### 本文
——————
山の歴史と伝承に遊ぶ 【ひとり画ってん】

山旅通信【ひとり画展】とよだ 時

▼096号 「甲斐駒ヶ岳黒戸尾根五合目小屋」

【概略】
甲斐駒ヶ岳も各地の駒ヶ岳と同じように馬にちなんだ名前。3月、
小雪の中凍りついた無人小屋の戸を開ける。夜半、暗闇の土間で小
動物が何かをあさる音。雪に埋まるこの小屋のどこに住むのか。あ
の小動物の生命力の強さに舌を巻いた。
・山梨県北杜市と長野県伊那市長谷との境

▼096号 「甲斐駒ヶ岳黒戸尾根五合目小屋」

山梨県と長野県にまたがる甲斐駒ヶ岳は標高2967m。各地の駒ヶ岳
と同じように、馬にちなんだ名前でふもとが良馬の産地だったこと
から来ている名前だという。

江戸時代の宝暦2年(1752)甲府勤番の士、野田成方(のだ・しげ
かた)の著した見聞記「裏見寒話」(うらみかんわ)に、「駒ケ岳戌
方聖徳太子金蹄駒ニ召サレ、此絶頂ニ降リ玉フ、其跡山ノ形駒ニ似
タリト、天風吹々トシテ此巓ニ綿ノ如クナル雲カカル間モナク西北
ノ大風落シ来ル是信州境也、峻嶺ナレハ人跡絶ユルト、此山ニ雷鳥
トイフ鳥アリ、大サ白鳥程有リテ黒毛ニ嘴ト足黄色ナリト云フ」と
あり、聖徳太子が馬に乗って空を飛び、この山の山頂に降りたとあ
ます。

またライチョウについても記しており、甲斐駒ケ岳のライチョウを
紹介した最初の文献とされています。

山梨県側から甲斐駒ヶ岳への登山道の黒戸尾根は、ふもとから標高
差約2200mをほとんど登りづめの長大さです。
——————
### 保存データ
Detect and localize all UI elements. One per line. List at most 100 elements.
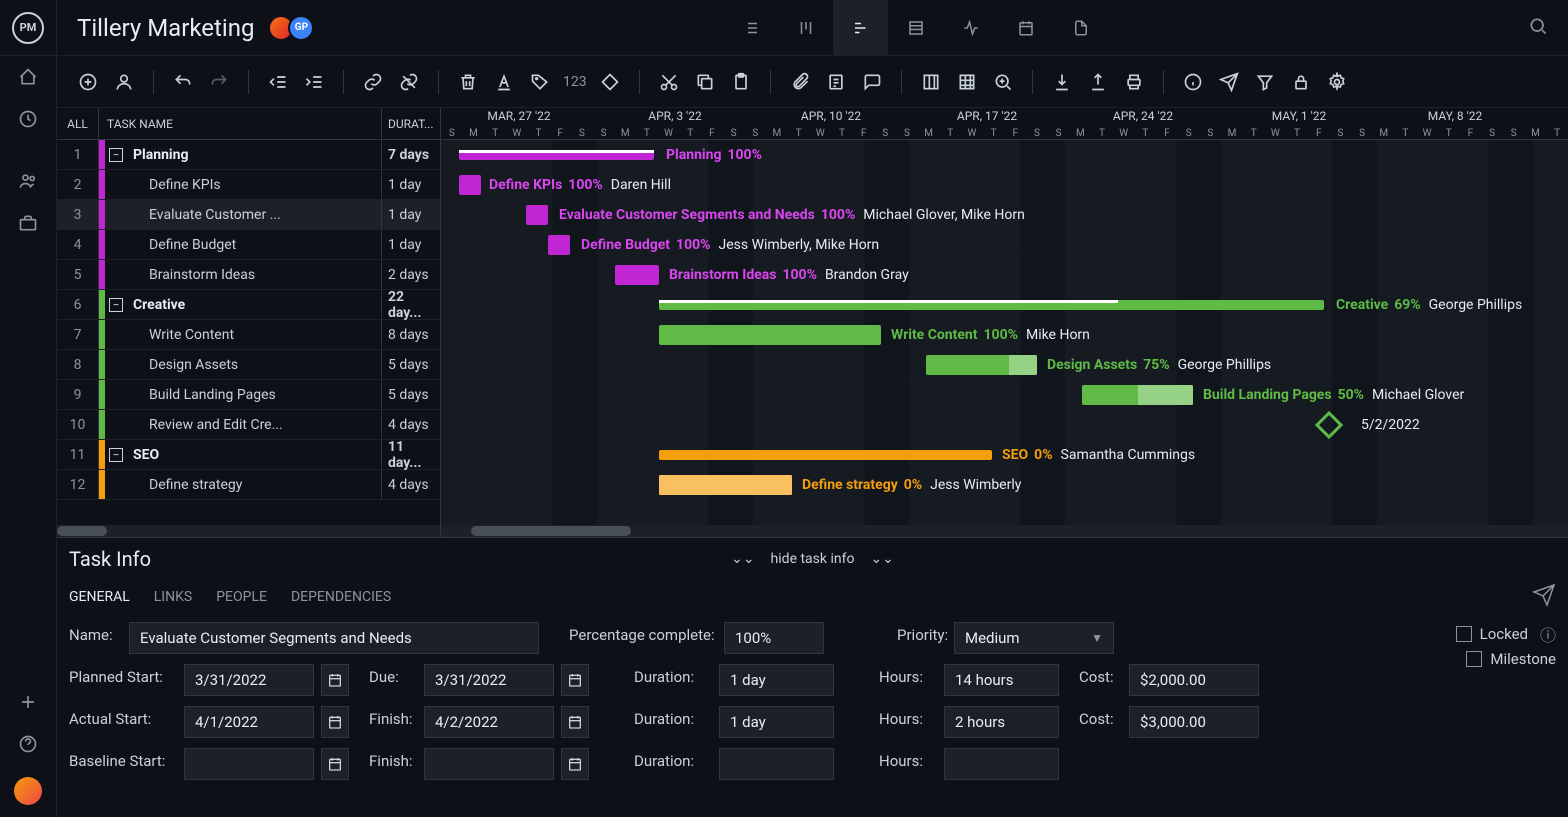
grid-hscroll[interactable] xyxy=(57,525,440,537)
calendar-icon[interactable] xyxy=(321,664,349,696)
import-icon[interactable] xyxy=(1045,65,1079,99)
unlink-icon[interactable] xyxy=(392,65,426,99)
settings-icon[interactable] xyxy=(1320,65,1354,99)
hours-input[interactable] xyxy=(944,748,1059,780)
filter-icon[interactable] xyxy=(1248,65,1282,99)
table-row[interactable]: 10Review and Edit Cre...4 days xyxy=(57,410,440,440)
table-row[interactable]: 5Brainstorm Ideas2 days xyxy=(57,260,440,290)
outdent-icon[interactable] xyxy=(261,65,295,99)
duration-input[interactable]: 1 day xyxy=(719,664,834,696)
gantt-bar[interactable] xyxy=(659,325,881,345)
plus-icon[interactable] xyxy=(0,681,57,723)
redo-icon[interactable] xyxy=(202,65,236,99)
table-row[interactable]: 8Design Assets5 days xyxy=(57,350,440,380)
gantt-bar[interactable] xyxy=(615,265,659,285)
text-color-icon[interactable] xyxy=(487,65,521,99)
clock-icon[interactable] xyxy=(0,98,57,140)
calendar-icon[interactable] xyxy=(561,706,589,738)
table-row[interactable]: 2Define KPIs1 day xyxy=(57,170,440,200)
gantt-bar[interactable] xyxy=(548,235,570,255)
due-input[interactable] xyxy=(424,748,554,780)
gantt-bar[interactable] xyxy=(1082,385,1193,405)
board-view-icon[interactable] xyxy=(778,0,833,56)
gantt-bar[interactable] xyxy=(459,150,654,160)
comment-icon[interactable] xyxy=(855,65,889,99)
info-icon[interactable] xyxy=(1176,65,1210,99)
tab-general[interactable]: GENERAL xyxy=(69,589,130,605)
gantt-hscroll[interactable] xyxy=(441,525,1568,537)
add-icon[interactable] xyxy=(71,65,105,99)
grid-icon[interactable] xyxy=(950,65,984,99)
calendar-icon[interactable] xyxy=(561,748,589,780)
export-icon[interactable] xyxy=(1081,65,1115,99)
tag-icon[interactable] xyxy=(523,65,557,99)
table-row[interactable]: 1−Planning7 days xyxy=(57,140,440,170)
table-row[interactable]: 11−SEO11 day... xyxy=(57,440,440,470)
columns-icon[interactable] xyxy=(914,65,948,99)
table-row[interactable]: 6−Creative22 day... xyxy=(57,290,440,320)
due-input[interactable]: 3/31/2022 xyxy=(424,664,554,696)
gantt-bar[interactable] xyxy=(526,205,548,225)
——————
### 指示
a – 甲斐駒ヶ岳の文章について、次の問いに答えなさい。
(i) 甲斐駒ヶ岳の標高は何mとされているか。
(ii) 見聞記「裏見寒話」を著したのはだれで、それは何年のことか。
(iii) 黒戸尾根の、ふもとからの標高差はおよそ何mか。
b – 甲斐駒ヶ岳の文章を、最後の文の後から書き継ぎなさい。

### 解答例
a –
(i) 2967m
(ii) 甲府勤番の士、野田成方。宝暦2年(1752)
(iii) 約2200m

b –
ここも信仰の山にふさわしく、途中に霊神碑がたくさんならんでい
ます。3月、小雪の中、刃渡りからはしごを登って「黒戸刀利天狗」
と呼ばれる所へ着きました。

刀利天狗(とうりてんぐ・本当は刀に立心偏がつく)は刀利天のこ
とだという。仏教でいう三十三天にあり、須弥山の頂上の天にある
宮。薄暗くなりかけたころ、やっと今夜の宿泊の小屋に着きました。

凍り付いた雪をかいて五合目の無人小屋の戸を開けます。夜半、風
も強く吹き出し、明日の天気が気にかかります。暗闇の土間で小動
物が何かをあさる音がします。

雪に埋まる小屋のどこに住むのか。朝、夕べの天気はどこへやら。
見上げる甲斐駒ヶ岳が何という天上のかなた。それにしてもあの小
動物は今夜からまた「一匹ぼっち」。その生命力の強さに舌を巻き
ました。

▼【データ】
【所在地】
・山梨県北杜市(旧北巨摩郡白州町)と長野県伊那市(旧上伊那郡
長谷村)との境。JR中央本線韮崎駅からタクシーで竹宇駒ヶ岳神
社、黒戸尾根経由、歩いて5時間40分で五合目小屋。地形図に五
合目小屋の文字と建物記号の記載あり。

【位置】
・緯度経度:北緯35度46分06.23秒、東経138度15分17.82秒(国
土地理院「電子国土ポータルWebシステム」から検索)

【地図】
・2万5千分の1地形図:「甲斐駒ヶ岳(甲府)」or「長坂上条(甲
府)」(2図葉名と重なる)(国土地理院「地図閲覧サービス」から
検索)。

【参考】
・「裏見寒話」全6巻(野田成方編):「甲斐叢書・第6巻」(全12
巻)(裏見寒話 甲斐名勝志 甲斐叢記)甲斐叢書刊行会編に所収
・「角川日本地名大辞典19・山梨県」磯貝正義ほか編(角川書店)1
984年(昭和59)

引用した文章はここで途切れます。